## TASK
Format everything from the start of the records down through the line containing "quota-title: Quota Template" as a numbered list, leaving out blank lines.

(Dataset records)
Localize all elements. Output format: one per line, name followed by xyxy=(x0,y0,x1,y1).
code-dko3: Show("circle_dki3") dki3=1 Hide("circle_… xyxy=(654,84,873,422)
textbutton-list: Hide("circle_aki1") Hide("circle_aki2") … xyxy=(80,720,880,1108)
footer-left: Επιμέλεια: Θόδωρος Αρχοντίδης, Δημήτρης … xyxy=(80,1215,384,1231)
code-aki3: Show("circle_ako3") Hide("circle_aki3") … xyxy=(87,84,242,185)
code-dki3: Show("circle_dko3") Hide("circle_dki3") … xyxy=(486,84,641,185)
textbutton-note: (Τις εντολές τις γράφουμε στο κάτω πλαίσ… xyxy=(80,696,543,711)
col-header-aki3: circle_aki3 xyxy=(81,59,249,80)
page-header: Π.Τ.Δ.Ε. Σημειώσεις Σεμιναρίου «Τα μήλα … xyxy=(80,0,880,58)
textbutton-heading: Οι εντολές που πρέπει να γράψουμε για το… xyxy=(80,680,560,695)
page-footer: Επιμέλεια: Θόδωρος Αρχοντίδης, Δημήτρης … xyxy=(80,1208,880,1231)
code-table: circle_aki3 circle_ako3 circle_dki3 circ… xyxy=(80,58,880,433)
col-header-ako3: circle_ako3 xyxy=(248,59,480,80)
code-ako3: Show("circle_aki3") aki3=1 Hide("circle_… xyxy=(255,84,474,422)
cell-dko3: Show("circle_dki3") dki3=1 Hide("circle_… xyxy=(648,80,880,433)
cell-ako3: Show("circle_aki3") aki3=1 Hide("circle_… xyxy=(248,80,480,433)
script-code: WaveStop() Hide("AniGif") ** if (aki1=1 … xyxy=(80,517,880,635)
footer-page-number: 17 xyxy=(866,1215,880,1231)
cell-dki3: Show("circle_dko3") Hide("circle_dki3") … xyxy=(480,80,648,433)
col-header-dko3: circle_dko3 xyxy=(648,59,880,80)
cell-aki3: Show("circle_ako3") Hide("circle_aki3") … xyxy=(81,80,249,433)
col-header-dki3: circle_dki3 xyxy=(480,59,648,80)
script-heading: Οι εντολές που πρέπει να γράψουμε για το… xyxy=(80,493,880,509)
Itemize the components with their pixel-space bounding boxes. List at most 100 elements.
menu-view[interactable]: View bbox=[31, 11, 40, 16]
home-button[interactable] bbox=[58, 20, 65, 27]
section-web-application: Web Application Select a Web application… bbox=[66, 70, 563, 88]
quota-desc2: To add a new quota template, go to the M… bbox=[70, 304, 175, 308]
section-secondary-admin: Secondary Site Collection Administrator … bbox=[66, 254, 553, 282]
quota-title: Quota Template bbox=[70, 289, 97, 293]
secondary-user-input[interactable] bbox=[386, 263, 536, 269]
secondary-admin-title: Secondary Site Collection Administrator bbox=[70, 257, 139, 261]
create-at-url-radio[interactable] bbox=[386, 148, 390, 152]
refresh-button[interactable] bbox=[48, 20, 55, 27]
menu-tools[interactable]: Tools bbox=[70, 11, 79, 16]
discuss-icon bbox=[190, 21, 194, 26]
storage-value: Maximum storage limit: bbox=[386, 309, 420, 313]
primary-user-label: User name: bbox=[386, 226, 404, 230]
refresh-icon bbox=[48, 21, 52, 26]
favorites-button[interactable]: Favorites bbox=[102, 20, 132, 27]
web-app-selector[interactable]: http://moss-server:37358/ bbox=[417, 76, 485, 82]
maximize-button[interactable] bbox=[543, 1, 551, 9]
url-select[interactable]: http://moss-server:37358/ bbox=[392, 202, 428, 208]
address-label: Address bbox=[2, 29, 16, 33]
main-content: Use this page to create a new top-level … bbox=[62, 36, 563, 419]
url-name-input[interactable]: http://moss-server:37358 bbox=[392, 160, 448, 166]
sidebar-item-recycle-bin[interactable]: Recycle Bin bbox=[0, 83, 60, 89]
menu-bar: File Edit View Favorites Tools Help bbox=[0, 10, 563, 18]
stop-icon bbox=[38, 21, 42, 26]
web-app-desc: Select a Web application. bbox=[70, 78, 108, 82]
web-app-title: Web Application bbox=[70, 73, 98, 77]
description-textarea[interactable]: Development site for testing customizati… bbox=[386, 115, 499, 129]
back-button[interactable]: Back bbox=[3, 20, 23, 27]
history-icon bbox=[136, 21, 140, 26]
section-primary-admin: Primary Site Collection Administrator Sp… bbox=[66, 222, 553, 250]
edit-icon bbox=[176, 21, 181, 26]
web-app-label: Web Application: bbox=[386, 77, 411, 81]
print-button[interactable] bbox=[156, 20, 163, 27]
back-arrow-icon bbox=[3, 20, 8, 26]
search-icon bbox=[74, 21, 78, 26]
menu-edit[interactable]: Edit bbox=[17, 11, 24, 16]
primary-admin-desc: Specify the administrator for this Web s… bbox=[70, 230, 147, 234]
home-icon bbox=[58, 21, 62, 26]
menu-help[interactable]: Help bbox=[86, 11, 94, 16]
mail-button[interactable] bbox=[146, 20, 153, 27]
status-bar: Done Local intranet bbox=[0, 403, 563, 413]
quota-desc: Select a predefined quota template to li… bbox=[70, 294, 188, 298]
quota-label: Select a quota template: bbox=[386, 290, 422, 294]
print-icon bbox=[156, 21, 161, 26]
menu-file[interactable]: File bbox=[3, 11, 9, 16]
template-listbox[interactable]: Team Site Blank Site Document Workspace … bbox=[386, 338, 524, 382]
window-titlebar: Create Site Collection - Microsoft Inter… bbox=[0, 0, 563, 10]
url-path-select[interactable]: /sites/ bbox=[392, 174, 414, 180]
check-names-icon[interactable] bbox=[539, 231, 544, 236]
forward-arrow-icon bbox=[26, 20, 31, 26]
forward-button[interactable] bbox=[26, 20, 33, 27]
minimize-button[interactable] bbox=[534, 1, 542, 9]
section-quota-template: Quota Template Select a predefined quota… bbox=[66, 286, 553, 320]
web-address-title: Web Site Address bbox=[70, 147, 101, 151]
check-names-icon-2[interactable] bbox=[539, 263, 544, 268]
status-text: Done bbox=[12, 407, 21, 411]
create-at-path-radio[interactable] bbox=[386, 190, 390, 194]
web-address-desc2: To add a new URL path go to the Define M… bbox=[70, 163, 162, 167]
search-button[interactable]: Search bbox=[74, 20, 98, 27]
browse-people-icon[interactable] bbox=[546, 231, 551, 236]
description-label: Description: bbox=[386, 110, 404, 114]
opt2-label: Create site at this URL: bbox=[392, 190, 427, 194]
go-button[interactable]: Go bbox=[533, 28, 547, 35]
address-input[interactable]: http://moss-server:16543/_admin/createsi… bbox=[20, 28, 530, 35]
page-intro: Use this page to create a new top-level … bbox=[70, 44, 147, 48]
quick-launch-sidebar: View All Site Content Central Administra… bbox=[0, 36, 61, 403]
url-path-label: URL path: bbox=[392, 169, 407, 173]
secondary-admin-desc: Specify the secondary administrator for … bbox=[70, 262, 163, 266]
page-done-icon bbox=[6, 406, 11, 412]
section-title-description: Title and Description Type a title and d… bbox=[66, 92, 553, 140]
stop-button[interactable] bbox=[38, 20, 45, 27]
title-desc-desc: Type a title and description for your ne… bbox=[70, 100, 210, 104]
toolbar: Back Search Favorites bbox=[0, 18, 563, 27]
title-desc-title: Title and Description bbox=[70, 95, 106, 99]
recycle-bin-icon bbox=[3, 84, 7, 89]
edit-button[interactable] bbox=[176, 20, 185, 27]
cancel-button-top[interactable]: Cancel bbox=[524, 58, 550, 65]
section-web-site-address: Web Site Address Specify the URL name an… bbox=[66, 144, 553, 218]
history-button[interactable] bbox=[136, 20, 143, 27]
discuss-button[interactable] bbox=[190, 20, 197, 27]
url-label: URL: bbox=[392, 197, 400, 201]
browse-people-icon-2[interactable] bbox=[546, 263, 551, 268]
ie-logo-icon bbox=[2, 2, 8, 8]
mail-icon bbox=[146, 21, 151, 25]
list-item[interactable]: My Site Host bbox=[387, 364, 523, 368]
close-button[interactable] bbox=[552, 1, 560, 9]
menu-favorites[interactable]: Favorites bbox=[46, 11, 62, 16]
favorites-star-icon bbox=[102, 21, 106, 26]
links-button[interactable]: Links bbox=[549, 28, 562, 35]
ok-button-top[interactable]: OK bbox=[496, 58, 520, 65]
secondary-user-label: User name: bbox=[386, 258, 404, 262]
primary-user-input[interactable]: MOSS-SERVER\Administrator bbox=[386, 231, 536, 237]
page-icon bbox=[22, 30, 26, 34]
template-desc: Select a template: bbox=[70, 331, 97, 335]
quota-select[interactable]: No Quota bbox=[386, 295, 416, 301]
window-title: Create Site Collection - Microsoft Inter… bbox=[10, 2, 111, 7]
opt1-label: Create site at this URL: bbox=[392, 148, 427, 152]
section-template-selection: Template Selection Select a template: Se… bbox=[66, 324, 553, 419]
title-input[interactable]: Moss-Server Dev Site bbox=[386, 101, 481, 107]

## ANSWER TO THE TASK
1. Localize all elements. Output format: one per line, name followed by xyxy=(x0,y0,x1,y1).
2. code-dko3: Show("circle_dki3") dki3=1 Hide("circle_… xyxy=(654,84,873,422)
3. textbutton-list: Hide("circle_aki1") Hide("circle_aki2") … xyxy=(80,720,880,1108)
4. footer-left: Επιμέλεια: Θόδωρος Αρχοντίδης, Δημήτρης … xyxy=(80,1215,384,1231)
5. code-aki3: Show("circle_ako3") Hide("circle_aki3") … xyxy=(87,84,242,185)
6. code-dki3: Show("circle_dko3") Hide("circle_dki3") … xyxy=(486,84,641,185)
7. textbutton-note: (Τις εντολές τις γράφουμε στο κάτω πλαίσ… xyxy=(80,696,543,711)
8. col-header-aki3: circle_aki3 xyxy=(81,59,249,80)
9. page-header: Π.Τ.Δ.Ε. Σημειώσεις Σεμιναρίου «Τα μήλα … xyxy=(80,0,880,58)
10. textbutton-heading: Οι εντολές που πρέπει να γράψουμε για το… xyxy=(80,680,560,695)
11. page-footer: Επιμέλεια: Θόδωρος Αρχοντίδης, Δημήτρης … xyxy=(80,1208,880,1231)
12. code-table: circle_aki3 circle_ako3 circle_dki3 circ… xyxy=(80,58,880,433)
13. col-header-ako3: circle_ako3 xyxy=(248,59,480,80)
14. code-ako3: Show("circle_aki3") aki3=1 Hide("circle_… xyxy=(255,84,474,422)
15. cell-dko3: Show("circle_dki3") dki3=1 Hide("circle_… xyxy=(648,80,880,433)
16. cell-ako3: Show("circle_aki3") aki3=1 Hide("circle_… xyxy=(248,80,480,433)
17. script-code: WaveStop() Hide("AniGif") ** if (aki1=1 … xyxy=(80,517,880,635)
18. footer-page-number: 17 xyxy=(866,1215,880,1231)
19. cell-dki3: Show("circle_dko3") Hide("circle_dki3") … xyxy=(480,80,648,433)
20. col-header-dko3: circle_dko3 xyxy=(648,59,880,80)
21. cell-aki3: Show("circle_ako3") Hide("circle_aki3") … xyxy=(81,80,249,433)
22. col-header-dki3: circle_dki3 xyxy=(480,59,648,80)
23. script-heading: Οι εντολές που πρέπει να γράψουμε για το… xyxy=(80,493,880,509)
24. Itemize the components with their pixel-space bounding boxes. List at most 100 elements.
25. menu-view[interactable]: View bbox=[31, 11, 40, 16]
26. home-button[interactable] bbox=[58, 20, 65, 27]
27. section-web-application: Web Application Select a Web application… bbox=[66, 70, 563, 88]
28. quota-desc2: To add a new quota template, go to the M… bbox=[70, 304, 175, 308]
29. section-secondary-admin: Secondary Site Collection Administrator … bbox=[66, 254, 553, 282]
30. quota-title: Quota Template bbox=[70, 289, 97, 293]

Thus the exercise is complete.